- PROVIDED RECORDS

==================================================

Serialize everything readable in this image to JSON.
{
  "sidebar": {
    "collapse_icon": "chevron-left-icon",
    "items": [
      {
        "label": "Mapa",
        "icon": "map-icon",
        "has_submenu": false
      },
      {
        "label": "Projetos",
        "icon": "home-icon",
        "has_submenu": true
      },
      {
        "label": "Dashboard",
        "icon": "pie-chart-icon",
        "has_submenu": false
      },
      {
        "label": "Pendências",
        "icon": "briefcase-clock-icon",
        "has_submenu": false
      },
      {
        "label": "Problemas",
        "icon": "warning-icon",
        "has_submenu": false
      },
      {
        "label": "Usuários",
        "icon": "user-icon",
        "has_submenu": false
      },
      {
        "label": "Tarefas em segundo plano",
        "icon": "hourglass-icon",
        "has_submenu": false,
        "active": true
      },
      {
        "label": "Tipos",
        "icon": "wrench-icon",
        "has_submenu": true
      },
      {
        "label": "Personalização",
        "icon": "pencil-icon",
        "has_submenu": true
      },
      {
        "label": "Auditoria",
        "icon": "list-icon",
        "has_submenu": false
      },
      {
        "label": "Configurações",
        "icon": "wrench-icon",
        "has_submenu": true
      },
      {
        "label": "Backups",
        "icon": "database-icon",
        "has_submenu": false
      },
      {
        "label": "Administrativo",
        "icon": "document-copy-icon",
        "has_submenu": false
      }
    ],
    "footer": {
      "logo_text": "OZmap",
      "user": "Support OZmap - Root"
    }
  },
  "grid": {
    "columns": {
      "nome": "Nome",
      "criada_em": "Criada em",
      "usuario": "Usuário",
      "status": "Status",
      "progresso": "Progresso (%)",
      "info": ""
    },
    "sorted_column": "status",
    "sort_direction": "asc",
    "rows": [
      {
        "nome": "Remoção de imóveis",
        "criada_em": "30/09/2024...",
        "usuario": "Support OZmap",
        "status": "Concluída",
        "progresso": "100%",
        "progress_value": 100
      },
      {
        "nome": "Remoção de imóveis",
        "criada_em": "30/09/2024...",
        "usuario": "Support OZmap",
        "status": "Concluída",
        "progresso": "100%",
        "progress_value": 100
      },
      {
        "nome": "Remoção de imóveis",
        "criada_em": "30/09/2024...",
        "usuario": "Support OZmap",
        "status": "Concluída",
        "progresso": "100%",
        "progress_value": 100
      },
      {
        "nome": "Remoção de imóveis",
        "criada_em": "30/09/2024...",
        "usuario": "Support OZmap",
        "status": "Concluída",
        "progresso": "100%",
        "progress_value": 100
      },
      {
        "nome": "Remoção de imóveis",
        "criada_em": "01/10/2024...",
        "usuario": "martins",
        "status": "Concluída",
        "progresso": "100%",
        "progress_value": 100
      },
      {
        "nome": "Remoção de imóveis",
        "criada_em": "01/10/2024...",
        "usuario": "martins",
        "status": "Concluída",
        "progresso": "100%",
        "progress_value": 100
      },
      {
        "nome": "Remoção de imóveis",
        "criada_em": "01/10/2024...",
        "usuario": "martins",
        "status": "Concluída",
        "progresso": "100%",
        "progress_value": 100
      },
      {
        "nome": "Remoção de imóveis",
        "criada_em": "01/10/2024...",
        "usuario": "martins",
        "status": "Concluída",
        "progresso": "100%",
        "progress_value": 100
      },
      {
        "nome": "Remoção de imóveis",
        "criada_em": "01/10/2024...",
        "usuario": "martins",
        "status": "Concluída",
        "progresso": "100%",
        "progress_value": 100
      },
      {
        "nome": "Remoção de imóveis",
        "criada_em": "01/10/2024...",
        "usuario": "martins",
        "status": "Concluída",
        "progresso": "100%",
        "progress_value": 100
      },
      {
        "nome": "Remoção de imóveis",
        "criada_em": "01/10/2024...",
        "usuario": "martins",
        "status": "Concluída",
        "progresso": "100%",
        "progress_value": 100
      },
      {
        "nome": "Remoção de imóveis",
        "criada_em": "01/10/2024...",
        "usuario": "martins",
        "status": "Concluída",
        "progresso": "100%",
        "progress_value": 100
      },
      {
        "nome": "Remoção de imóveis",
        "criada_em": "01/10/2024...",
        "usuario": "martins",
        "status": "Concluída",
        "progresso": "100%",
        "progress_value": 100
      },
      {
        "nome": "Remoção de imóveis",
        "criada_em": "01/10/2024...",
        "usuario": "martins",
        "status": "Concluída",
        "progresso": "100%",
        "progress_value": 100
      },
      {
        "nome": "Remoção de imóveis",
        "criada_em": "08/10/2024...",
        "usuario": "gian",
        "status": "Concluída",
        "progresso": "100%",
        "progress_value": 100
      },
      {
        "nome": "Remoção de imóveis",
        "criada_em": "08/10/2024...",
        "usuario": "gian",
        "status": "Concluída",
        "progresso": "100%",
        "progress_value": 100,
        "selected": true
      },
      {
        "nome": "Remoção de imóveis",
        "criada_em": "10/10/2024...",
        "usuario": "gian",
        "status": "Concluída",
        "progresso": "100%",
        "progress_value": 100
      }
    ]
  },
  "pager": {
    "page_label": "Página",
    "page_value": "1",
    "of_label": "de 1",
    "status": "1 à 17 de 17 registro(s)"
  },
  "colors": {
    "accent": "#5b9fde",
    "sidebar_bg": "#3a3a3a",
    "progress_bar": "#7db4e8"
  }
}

==================================================

Write out all of the records above exactly as they appear.

- TASK OUTPUT
Serialize everything readable in this image to JSON.
{
  "sidebar": {
    "collapse_icon": "chevron-left-icon",
    "items": [
      {
        "label": "Mapa",
        "icon": "map-icon",
        "has_submenu": false
      },
      {
        "label": "Projetos",
        "icon": "home-icon",
        "has_submenu": true
      },
      {
        "label": "Dashboard",
        "icon": "pie-chart-icon",
        "has_submenu": false
      },
      {
        "label": "Pendências",
        "icon": "briefcase-clock-icon",
        "has_submenu": false
      },
      {
        "label": "Problemas",
        "icon": "warning-icon",
        "has_submenu": false
      },
      {
        "label": "Usuários",
        "icon": "user-icon",
        "has_submenu": false
      },
      {
        "label": "Tarefas em segundo plano",
        "icon": "hourglass-icon",
        "has_submenu": false,
        "active": true
      },
      {
        "label": "Tipos",
        "icon": "wrench-icon",
        "has_submenu": true
      },
      {
        "label": "Personalização",
        "icon": "pencil-icon",
        "has_submenu": true
      },
      {
        "label": "Auditoria",
        "icon": "list-icon",
        "has_submenu": false
      },
      {
        "label": "Configurações",
        "icon": "wrench-icon",
        "has_submenu": true
      },
      {
        "label": "Backups",
        "icon": "database-icon",
        "has_submenu": false
      },
      {
        "label": "Administrativo",
        "icon": "document-copy-icon",
        "has_submenu": false
      }
    ],
    "footer": {
      "logo_text": "OZmap",
      "user": "Support OZmap - Root"
    }
  },
  "grid": {
    "columns": {
      "nome": "Nome",
      "criada_em": "Criada em",
      "usuario": "Usuário",
      "status": "Status",
      "progresso": "Progresso (%)",
      "info": ""
    },
    "sorted_column": "status",
    "sort_direction": "asc",
    "rows": [
      {
        "nome": "Remoção de imóveis",
        "criada_em": "30/09/2024...",
        "usuario": "Support OZmap",
        "status": "Concluída",
        "progresso": "100%",
        "progress_value": 100
      },
      {
        "nome": "Remoção de imóveis",
        "criada_em": "30/09/2024...",
        "usuario": "Support OZmap",
        "status": "Concluída",
        "progresso": "100%",
        "progress_value": 100
      },
      {
        "nome": "Remoção de imóveis",
        "criada_em": "30/09/2024...",
        "usuario": "Support OZmap",
        "status": "Concluída",
        "progresso": "100%",
        "progress_value": 100
      },
      {
        "nome": "Remoção de imóveis",
        "criada_em": "30/09/2024...",
        "usuario": "Support OZmap",
        "status": "Concluída",
        "progresso": "100%",
        "progress_value": 100
      },
      {
        "nome": "Remoção de imóveis",
        "criada_em": "01/10/2024...",
        "usuario": "martins",
        "status": "Concluída",
        "progresso": "100%",
        "progress_value": 100
      },
      {
        "nome": "Remoção de imóveis",
        "criada_em": "01/10/2024...",
        "usuario": "martins",
        "status": "Concluída",
        "progresso": "100%",
        "progress_value": 100
      },
      {
        "nome": "Remoção de imóveis",
        "criada_em": "01/10/2024...",
        "usuario": "martins",
        "status": "Concluída",
        "progresso": "100%",
        "progress_value": 100
      },
      {
        "nome": "Remoção de imóveis",
        "criada_em": "01/10/2024...",
        "usuario": "martins",
        "status": "Concluída",
        "progresso": "100%",
        "progress_value": 100
      },
      {
        "nome": "Remoção de imóveis",
        "criada_em": "01/10/2024...",
        "usuario": "martins",
        "status": "Concluída",
        "progresso": "100%",
        "progress_value": 100
      },
      {
        "nome": "Remoção de imóveis",
        "criada_em": "01/10/2024...",
        "usuario": "martins",
        "status": "Concluída",
        "progresso": "100%",
        "progress_value": 100
      },
      {
        "nome": "Remoção de imóveis",
        "criada_em": "01/10/2024...",
        "usuario": "martins",
        "status": "Concluída",
        "progresso": "100%",
        "progress_value": 100
      },
      {
        "nome": "Remoção de imóveis",
        "criada_em": "01/10/2024...",
        "usuario": "martins",
        "status": "Concluída",
        "progresso": "100%",
        "progress_value": 100
      },
      {
        "nome": "Remoção de imóveis",
        "criada_em": "01/10/2024...",
        "usuario": "martins",
        "status": "Concluída",
        "progresso": "100%",
        "progress_value": 100
      },
      {
        "nome": "Remoção de imóveis",
        "criada_em": "01/10/2024...",
        "usuario": "martins",
        "status": "Concluída",
        "progresso": "100%",
        "progress_value": 100
      },
      {
        "nome": "Remoção de imóveis",
        "criada_em": "08/10/2024...",
        "usuario": "gian",
        "status": "Concluída",
        "progresso": "100%",
        "progress_value": 100
      },
      {
        "nome": "Remoção de imóveis",
        "criada_em": "08/10/2024...",
        "usuario": "gian",
        "status": "Concluída",
        "progresso": "100%",
        "progress_value": 100,
        "selected": true
      },
      {
        "nome": "Remoção de imóveis",
        "criada_em": "10/10/2024...",
        "usuario": "gian",
        "status": "Concluída",
        "progresso": "100%",
        "progress_value": 100
      }
    ]
  },
  "pager": {
    "page_label": "Página",
    "page_value": "1",
    "of_label": "de 1",
    "status": "1 à 17 de 17 registro(s)"
  },
  "colors": {
    "accent": "#5b9fde",
    "sidebar_bg": "#3a3a3a",
    "progress_bar": "#7db4e8"
  }
}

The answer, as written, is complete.